▸ **PROBLEM DETAILS**
All of the lines below are to be printed again exactly; images are excluded from the output.

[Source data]
****
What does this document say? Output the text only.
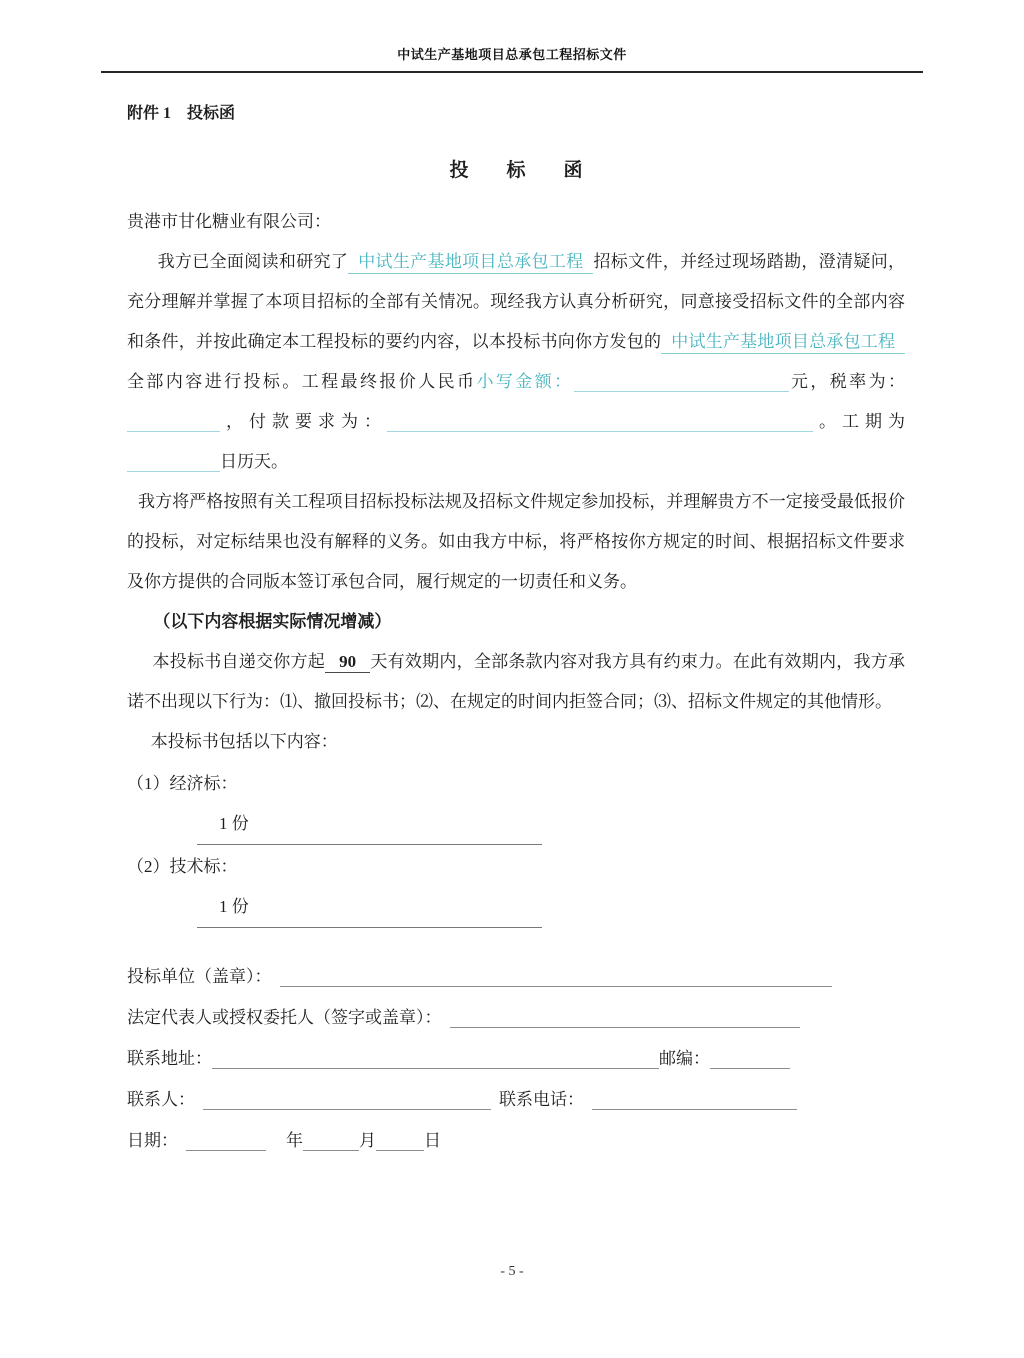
中试生产基地项目总承包工程招标文件
附件 1　投标函
投　　标　　函
贵港市甘化糖业有限公司：

我方已全面阅读和研究了 中试生产基地项目总承包工程 招标文件，并经过现场踏勘，澄清疑问，充分理解并掌握了本项目招标的全部有关情况。现经我方认真分析研究，同意接受招标文件的全部内容和条件，并按此确定本工程投标的要约内容，以本投标书向你方发包的 中试生产基地项目总承包工程全部内容进行投标。工程最终报价人民币小写金额：	元，税率为：，付款要求为：	。工期为日历天。

我方将严格按照有关工程项目招标投标法规及招标文件规定参加投标，并理解贵方不一定接受最低报价的投标，对定标结果也没有解释的义务。如由我方中标，将严格按你方规定的时间、根据招标文件要求及你方提供的合同版本签订承包合同，履行规定的一切责任和义务。

（以下内容根据实际情况增减）

本投标书自递交你方起 90 天有效期内，全部条款内容对我方具有约束力。在此有效期内，我方承诺不出现以下行为：⑴、撤回投标书；⑵、在规定的时间内拒签合同；⑶、招标文件规定的其他情形。

本投标书包括以下内容：

（1）经济标：

1 份

（2）技术标：

1 份

投标单位（盖章）：
法定代表人或授权委托人（签字或盖章）：
联系地址：	邮编：
联系人：	联系电话：
日期：	年	月	日
- 5 -
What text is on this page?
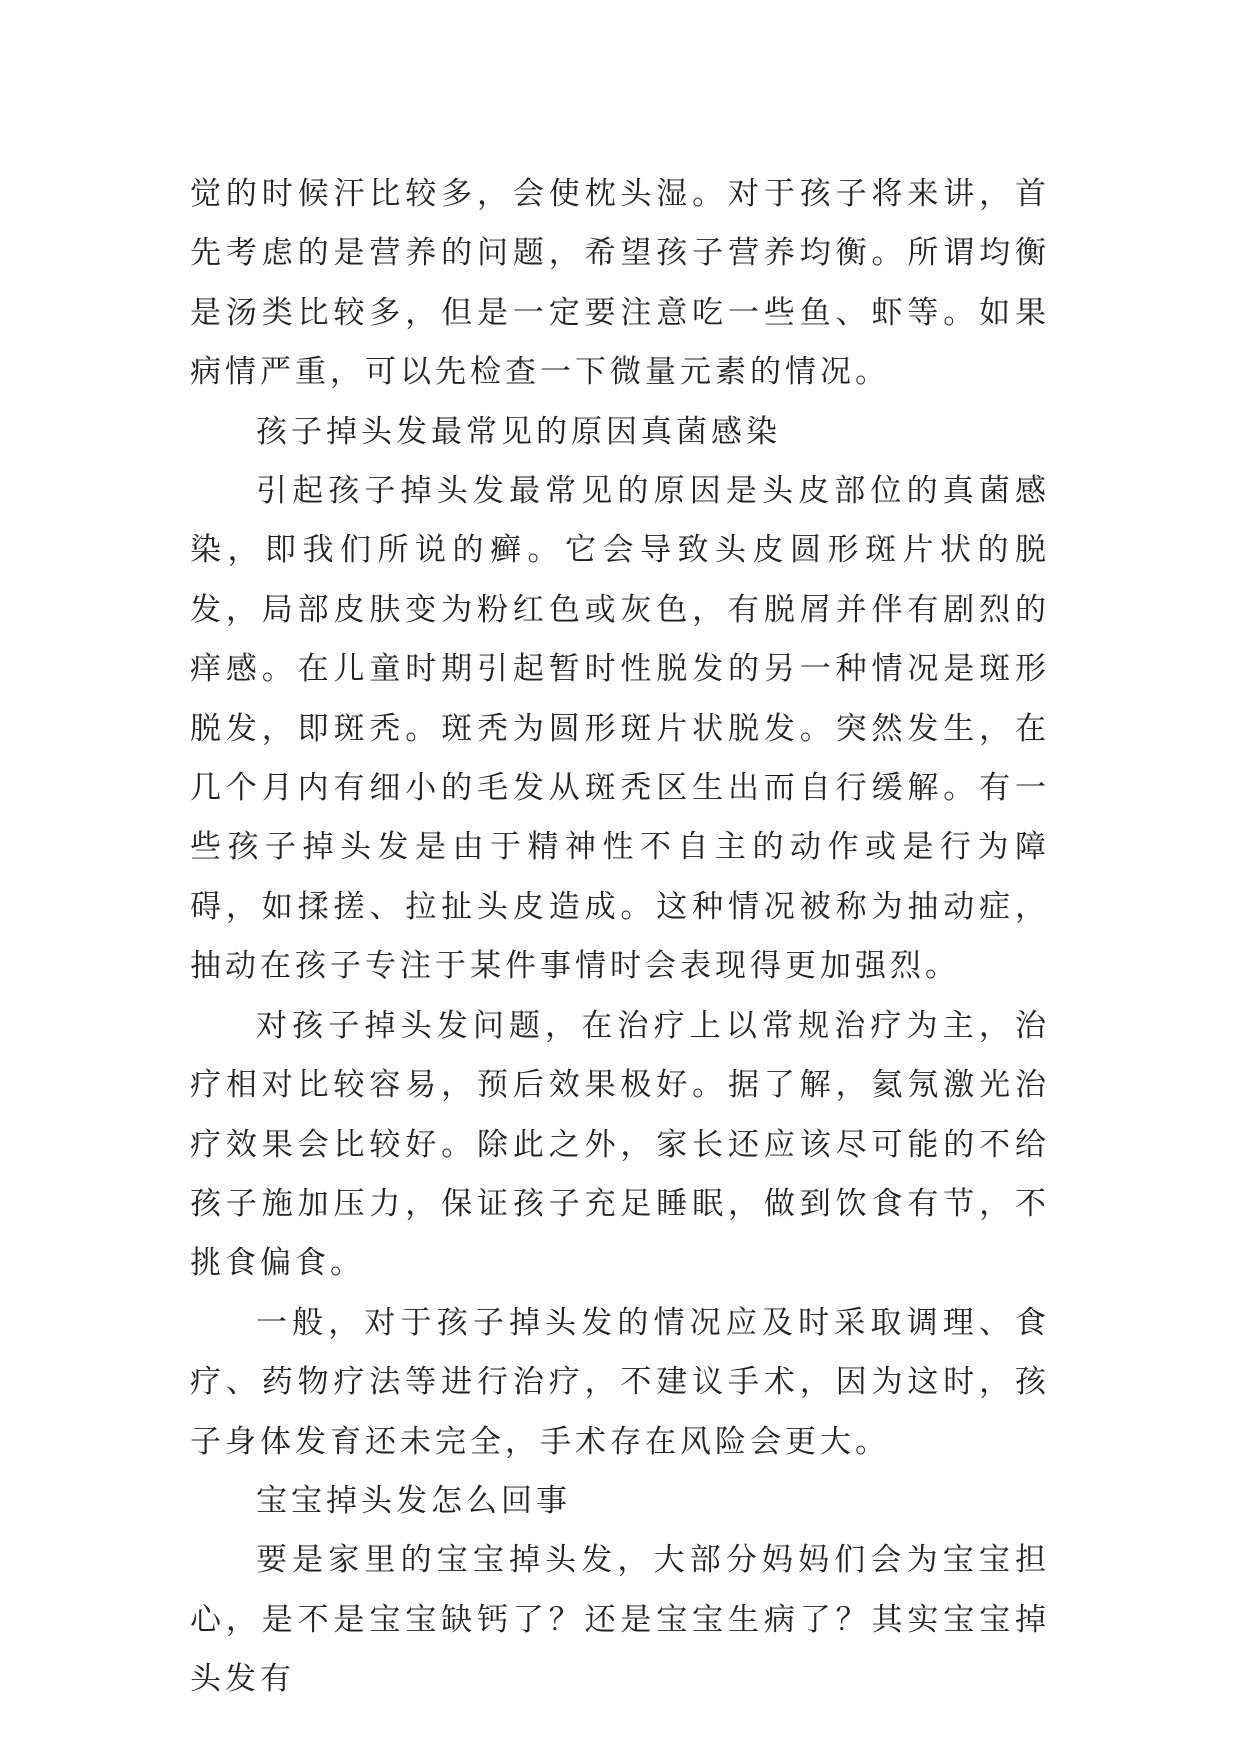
觉的时候汗比较多，会使枕头湿。对于孩子将来讲，首先考虑的是营养的问题，希望孩子营养均衡。所谓均衡是汤类比较多，但是一定要注意吃一些鱼、虾等。如果病情严重，可以先检查一下微量元素的情况。

孩子掉头发最常见的原因真菌感染

引起孩子掉头发最常见的原因是头皮部位的真菌感染，即我们所说的癣。它会导致头皮圆形斑片状的脱发，局部皮肤变为粉红色或灰色，有脱屑并伴有剧烈的痒感。在儿童时期引起暂时性脱发的另一种情况是斑形脱发，即斑秃。斑秃为圆形斑片状脱发。突然发生，在几个月内有细小的毛发从斑秃区生出而自行缓解。有一些孩子掉头发是由于精神性不自主的动作或是行为障碍，如揉搓、拉扯头皮造成。这种情况被称为抽动症，抽动在孩子专注于某件事情时会表现得更加强烈。

对孩子掉头发问题，在治疗上以常规治疗为主，治疗相对比较容易，预后效果极好。据了解，氦氖激光治疗效果会比较好。除此之外，家长还应该尽可能的不给孩子施加压力，保证孩子充足睡眠，做到饮食有节，不挑食偏食。

一般，对于孩子掉头发的情况应及时采取调理、食疗、药物疗法等进行治疗，不建议手术，因为这时，孩子身体发育还未完全，手术存在风险会更大。

宝宝掉头发怎么回事

要是家里的宝宝掉头发，大部分妈妈们会为宝宝担心，是不是宝宝缺钙了？还是宝宝生病了？其实宝宝掉头发有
****
▸ **SOLUTION FOR THIS EXERCISE**
What does this document say? Output the text only.
中试生产基地项目总承包工程招标文件
附件 1　投标函
投　　标　　函
贵港市甘化糖业有限公司：

我方已全面阅读和研究了 中试生产基地项目总承包工程 招标文件，并经过现场踏勘，澄清疑问，充分理解并掌握了本项目招标的全部有关情况。现经我方认真分析研究，同意接受招标文件的全部内容和条件，并按此确定本工程投标的要约内容，以本投标书向你方发包的 中试生产基地项目总承包工程全部内容进行投标。工程最终报价人民币小写金额：	元，税率为：，付款要求为：	。工期为日历天。

我方将严格按照有关工程项目招标投标法规及招标文件规定参加投标，并理解贵方不一定接受最低报价的投标，对定标结果也没有解释的义务。如由我方中标，将严格按你方规定的时间、根据招标文件要求及你方提供的合同版本签订承包合同，履行规定的一切责任和义务。

（以下内容根据实际情况增减）

本投标书自递交你方起 90 天有效期内，全部条款内容对我方具有约束力。在此有效期内，我方承诺不出现以下行为：⑴、撤回投标书；⑵、在规定的时间内拒签合同；⑶、招标文件规定的其他情形。

本投标书包括以下内容：

（1）经济标：

1 份

（2）技术标：

1 份

投标单位（盖章）：
法定代表人或授权委托人（签字或盖章）：
联系地址：	邮编：
联系人：	联系电话：
日期：	年	月	日
- 5 -
What text is on this page?
觉的时候汗比较多，会使枕头湿。对于孩子将来讲，首先考虑的是营养的问题，希望孩子营养均衡。所谓均衡是汤类比较多，但是一定要注意吃一些鱼、虾等。如果病情严重，可以先检查一下微量元素的情况。

孩子掉头发最常见的原因真菌感染

引起孩子掉头发最常见的原因是头皮部位的真菌感染，即我们所说的癣。它会导致头皮圆形斑片状的脱发，局部皮肤变为粉红色或灰色，有脱屑并伴有剧烈的痒感。在儿童时期引起暂时性脱发的另一种情况是斑形脱发，即斑秃。斑秃为圆形斑片状脱发。突然发生，在几个月内有细小的毛发从斑秃区生出而自行缓解。有一些孩子掉头发是由于精神性不自主的动作或是行为障碍，如揉搓、拉扯头皮造成。这种情况被称为抽动症，抽动在孩子专注于某件事情时会表现得更加强烈。

对孩子掉头发问题，在治疗上以常规治疗为主，治疗相对比较容易，预后效果极好。据了解，氦氖激光治疗效果会比较好。除此之外，家长还应该尽可能的不给孩子施加压力，保证孩子充足睡眠，做到饮食有节，不挑食偏食。

一般，对于孩子掉头发的情况应及时采取调理、食疗、药物疗法等进行治疗，不建议手术，因为这时，孩子身体发育还未完全，手术存在风险会更大。

宝宝掉头发怎么回事

要是家里的宝宝掉头发，大部分妈妈们会为宝宝担心，是不是宝宝缺钙了？还是宝宝生病了？其实宝宝掉头发有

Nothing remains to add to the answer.